--- START OF Source material ---

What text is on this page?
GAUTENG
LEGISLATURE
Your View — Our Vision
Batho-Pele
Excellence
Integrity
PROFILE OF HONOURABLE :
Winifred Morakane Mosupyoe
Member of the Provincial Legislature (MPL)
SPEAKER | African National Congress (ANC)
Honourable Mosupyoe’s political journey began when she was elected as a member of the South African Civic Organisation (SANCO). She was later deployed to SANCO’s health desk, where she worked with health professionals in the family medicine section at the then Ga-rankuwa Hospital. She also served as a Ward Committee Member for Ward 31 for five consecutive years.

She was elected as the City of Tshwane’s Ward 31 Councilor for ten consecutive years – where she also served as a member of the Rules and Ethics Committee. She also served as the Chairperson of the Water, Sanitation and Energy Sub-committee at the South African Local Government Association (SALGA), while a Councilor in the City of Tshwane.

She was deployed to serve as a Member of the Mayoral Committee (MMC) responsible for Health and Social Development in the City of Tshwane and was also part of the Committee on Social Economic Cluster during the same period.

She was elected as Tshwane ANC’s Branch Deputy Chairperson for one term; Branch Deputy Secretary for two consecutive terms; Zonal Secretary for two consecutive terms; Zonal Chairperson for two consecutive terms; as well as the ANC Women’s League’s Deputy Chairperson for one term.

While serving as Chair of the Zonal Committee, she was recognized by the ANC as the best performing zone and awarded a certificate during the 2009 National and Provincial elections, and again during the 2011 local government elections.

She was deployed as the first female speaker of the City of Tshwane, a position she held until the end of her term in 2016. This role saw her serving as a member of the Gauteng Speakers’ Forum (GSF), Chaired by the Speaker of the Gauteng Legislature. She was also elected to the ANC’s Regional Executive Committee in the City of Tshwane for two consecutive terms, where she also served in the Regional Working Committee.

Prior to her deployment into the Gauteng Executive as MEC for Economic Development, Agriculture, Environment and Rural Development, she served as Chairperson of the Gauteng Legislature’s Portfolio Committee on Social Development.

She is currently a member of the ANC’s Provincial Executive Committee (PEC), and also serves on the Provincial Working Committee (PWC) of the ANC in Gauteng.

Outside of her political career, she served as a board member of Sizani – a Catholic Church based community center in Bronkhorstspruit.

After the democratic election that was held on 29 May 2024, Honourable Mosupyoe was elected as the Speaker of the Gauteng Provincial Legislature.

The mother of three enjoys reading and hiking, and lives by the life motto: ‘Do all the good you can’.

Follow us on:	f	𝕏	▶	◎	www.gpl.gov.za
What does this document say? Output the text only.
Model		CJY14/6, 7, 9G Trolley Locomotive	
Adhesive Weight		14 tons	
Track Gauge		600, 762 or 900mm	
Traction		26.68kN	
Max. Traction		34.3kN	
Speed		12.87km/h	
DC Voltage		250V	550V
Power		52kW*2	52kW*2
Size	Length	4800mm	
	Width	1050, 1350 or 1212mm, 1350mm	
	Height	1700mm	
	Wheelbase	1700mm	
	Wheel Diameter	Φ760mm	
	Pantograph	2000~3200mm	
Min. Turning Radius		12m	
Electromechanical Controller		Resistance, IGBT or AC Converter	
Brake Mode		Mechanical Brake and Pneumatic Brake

--- END OF Source material ---

Exercise details: Starting with the line that contains "What does this", write out each line through the end of the listing, exactly as it appears, and include nothing else.

Answer to this task:
What does this document say? Output the text only.
Model		CJY14/6, 7, 9G Trolley Locomotive	
Adhesive Weight		14 tons	
Track Gauge		600, 762 or 900mm	
Traction		26.68kN	
Max. Traction		34.3kN	
Speed		12.87km/h	
DC Voltage		250V	550V
Power		52kW*2	52kW*2
Size	Length	4800mm	
	Width	1050, 1350 or 1212mm, 1350mm	
	Height	1700mm	
	Wheelbase	1700mm	
	Wheel Diameter	Φ760mm	
	Pantograph	2000~3200mm	
Min. Turning Radius		12m	
Electromechanical Controller		Resistance, IGBT or AC Converter	
Brake Mode		Mechanical Brake and Pneumatic Brake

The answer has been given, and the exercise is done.